(Figure record listings)

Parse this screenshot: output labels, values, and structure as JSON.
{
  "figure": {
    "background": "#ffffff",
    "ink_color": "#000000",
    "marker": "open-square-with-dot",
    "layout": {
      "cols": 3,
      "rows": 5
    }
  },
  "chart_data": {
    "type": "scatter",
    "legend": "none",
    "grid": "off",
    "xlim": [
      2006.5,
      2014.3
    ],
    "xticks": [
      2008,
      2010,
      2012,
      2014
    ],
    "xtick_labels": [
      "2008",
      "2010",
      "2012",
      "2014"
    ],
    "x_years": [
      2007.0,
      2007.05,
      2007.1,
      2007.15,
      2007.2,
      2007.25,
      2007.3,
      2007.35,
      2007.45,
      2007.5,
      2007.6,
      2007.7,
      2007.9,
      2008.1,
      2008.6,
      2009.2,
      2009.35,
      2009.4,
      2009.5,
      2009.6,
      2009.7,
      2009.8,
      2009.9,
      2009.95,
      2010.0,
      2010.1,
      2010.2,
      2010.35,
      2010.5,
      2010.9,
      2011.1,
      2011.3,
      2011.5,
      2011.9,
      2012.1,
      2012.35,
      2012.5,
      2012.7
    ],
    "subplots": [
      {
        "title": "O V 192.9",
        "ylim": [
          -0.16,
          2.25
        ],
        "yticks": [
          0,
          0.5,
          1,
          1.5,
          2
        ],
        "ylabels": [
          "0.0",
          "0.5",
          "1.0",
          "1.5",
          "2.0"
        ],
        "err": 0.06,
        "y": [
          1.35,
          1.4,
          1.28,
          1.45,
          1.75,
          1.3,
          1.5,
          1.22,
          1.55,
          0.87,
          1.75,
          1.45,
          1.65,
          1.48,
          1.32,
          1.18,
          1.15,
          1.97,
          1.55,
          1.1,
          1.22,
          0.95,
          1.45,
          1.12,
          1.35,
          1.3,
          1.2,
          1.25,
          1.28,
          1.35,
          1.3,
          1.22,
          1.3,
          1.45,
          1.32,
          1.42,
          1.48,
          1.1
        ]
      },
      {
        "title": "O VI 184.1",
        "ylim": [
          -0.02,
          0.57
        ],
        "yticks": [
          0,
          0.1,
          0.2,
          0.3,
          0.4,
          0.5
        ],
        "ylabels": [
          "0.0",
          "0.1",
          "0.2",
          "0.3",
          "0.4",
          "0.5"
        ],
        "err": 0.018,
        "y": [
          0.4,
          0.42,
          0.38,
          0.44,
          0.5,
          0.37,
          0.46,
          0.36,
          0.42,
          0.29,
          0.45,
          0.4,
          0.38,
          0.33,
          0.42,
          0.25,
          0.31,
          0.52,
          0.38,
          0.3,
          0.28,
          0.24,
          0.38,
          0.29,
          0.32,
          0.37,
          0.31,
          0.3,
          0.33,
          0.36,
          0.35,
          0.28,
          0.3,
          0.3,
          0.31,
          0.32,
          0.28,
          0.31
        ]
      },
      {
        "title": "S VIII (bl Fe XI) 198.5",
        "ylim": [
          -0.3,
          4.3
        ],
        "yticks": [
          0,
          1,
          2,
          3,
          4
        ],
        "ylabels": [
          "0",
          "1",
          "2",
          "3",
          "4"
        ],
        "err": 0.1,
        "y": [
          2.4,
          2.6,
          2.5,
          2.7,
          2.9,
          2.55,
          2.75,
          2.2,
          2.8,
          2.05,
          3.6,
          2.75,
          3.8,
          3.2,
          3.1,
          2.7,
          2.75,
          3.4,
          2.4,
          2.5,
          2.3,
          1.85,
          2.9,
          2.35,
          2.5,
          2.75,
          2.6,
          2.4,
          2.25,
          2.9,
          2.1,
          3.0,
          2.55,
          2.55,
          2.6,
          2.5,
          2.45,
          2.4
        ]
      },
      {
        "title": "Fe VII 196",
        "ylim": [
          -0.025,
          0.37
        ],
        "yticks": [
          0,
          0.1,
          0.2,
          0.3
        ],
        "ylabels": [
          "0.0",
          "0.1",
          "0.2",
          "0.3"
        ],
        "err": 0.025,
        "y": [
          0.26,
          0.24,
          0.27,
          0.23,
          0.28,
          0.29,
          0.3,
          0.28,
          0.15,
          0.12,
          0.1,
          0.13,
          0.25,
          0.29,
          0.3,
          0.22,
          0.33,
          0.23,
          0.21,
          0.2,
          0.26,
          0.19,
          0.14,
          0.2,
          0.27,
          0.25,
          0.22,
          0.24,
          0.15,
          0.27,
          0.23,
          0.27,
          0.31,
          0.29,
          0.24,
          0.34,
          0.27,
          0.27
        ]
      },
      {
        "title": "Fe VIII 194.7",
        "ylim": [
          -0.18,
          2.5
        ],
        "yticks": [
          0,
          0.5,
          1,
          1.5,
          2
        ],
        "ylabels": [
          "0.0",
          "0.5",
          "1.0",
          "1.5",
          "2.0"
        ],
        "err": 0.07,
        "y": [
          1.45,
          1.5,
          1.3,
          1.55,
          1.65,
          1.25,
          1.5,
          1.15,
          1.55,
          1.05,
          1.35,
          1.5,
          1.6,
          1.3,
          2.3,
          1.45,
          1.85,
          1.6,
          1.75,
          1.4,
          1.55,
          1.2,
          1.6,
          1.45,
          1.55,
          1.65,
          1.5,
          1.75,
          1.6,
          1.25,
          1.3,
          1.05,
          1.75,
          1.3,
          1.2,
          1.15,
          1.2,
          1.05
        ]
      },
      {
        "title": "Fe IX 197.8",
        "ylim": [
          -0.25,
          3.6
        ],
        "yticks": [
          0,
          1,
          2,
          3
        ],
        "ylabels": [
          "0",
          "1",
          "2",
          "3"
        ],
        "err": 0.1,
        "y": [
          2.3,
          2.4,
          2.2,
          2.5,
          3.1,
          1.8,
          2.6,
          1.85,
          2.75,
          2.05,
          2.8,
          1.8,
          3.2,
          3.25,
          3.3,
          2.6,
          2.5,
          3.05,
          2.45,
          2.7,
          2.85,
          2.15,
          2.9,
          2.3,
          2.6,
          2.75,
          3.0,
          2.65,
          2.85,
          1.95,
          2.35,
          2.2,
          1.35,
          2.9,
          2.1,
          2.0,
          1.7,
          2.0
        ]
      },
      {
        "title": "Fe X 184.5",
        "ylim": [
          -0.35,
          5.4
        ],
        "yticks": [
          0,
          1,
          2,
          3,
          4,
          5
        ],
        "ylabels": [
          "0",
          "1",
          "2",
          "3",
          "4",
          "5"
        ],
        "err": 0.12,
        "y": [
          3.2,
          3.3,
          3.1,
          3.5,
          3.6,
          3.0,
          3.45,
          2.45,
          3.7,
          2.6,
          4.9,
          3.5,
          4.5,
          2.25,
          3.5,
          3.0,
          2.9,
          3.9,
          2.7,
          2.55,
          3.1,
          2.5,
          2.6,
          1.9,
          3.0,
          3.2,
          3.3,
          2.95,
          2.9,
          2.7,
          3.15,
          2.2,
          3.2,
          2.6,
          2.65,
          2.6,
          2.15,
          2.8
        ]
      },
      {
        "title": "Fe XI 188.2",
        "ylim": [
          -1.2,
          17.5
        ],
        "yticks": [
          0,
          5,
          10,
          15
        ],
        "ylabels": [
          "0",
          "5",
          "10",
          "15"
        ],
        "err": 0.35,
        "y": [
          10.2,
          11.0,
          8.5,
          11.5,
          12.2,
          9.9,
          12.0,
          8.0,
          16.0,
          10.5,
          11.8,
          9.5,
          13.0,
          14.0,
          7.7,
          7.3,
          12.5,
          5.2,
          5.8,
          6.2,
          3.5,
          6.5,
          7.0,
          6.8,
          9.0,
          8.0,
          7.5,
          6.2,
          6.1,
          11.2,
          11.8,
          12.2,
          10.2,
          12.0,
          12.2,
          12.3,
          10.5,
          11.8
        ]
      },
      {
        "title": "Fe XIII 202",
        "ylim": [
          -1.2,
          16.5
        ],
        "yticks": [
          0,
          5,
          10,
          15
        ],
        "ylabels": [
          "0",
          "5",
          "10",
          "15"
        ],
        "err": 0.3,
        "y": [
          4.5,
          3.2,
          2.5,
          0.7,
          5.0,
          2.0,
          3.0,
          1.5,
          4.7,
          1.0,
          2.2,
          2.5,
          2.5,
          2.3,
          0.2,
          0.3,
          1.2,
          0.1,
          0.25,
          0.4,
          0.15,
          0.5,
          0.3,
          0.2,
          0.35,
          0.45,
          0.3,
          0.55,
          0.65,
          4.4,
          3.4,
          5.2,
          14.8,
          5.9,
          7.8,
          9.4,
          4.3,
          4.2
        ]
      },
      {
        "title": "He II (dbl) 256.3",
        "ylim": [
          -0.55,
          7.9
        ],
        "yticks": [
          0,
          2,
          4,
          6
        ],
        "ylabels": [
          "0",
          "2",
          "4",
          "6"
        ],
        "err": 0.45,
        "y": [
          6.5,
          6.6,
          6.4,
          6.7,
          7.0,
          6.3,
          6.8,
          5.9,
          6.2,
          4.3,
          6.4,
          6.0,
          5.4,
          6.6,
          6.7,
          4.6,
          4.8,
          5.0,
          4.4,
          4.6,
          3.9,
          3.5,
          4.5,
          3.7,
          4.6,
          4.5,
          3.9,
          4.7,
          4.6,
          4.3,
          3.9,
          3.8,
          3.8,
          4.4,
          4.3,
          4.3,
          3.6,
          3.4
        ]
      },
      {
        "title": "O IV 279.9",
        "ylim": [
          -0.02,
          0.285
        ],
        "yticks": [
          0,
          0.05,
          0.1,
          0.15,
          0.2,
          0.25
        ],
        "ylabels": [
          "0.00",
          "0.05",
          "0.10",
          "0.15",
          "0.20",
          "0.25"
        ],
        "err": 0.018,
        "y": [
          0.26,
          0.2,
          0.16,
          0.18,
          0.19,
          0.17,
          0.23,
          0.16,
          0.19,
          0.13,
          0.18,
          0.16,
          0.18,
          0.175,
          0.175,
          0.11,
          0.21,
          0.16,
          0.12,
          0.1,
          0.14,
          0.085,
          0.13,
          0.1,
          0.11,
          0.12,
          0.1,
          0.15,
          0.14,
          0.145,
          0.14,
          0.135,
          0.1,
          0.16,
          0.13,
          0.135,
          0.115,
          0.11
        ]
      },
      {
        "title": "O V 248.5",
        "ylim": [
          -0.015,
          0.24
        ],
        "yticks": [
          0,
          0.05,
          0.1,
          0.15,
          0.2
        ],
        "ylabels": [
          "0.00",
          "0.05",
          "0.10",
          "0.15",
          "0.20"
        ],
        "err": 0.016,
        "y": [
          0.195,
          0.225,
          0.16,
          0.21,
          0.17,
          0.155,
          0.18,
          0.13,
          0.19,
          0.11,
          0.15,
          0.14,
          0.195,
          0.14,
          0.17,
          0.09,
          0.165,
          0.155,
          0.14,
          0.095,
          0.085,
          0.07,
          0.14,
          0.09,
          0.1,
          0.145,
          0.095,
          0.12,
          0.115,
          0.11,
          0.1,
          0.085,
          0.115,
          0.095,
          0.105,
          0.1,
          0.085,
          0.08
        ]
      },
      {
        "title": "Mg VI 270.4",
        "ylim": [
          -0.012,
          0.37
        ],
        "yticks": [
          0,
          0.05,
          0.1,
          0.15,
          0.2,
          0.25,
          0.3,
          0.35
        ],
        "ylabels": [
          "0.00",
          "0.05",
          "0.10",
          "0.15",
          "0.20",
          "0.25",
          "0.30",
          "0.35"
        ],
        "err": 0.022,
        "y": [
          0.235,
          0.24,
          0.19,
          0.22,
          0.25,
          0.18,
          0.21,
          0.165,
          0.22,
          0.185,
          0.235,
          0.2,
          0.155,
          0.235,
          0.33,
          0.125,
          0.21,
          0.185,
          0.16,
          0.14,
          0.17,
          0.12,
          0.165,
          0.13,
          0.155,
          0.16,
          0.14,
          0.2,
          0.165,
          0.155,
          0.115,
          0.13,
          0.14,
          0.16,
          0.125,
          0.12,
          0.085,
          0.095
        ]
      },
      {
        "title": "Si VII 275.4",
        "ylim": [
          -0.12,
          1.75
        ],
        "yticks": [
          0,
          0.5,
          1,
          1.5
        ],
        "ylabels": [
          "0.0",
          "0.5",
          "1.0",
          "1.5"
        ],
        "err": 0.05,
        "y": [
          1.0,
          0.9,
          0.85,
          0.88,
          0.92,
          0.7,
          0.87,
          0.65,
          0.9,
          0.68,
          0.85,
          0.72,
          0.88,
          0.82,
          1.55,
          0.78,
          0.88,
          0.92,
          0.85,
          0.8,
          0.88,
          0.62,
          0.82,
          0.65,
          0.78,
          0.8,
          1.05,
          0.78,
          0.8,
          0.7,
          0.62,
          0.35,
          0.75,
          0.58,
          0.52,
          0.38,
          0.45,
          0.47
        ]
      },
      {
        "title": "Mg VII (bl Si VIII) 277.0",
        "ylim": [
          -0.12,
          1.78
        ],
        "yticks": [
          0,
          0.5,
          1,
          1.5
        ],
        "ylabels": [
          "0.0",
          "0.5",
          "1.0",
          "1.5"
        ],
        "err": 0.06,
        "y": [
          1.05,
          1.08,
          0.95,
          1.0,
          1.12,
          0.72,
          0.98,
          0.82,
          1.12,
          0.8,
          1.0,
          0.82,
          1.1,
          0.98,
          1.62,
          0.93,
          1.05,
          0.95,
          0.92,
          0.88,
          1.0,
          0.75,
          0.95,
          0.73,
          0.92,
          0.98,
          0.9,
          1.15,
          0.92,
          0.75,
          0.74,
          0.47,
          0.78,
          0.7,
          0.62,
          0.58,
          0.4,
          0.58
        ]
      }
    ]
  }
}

(Written problem): Gather all lines with the string "VIII" from the data.

(Output below):
        "title": "S VIII (bl Fe XI) 198.5",
        "title": "Fe VIII 194.7",
        "title": "Mg VII (bl Si VIII) 277.0",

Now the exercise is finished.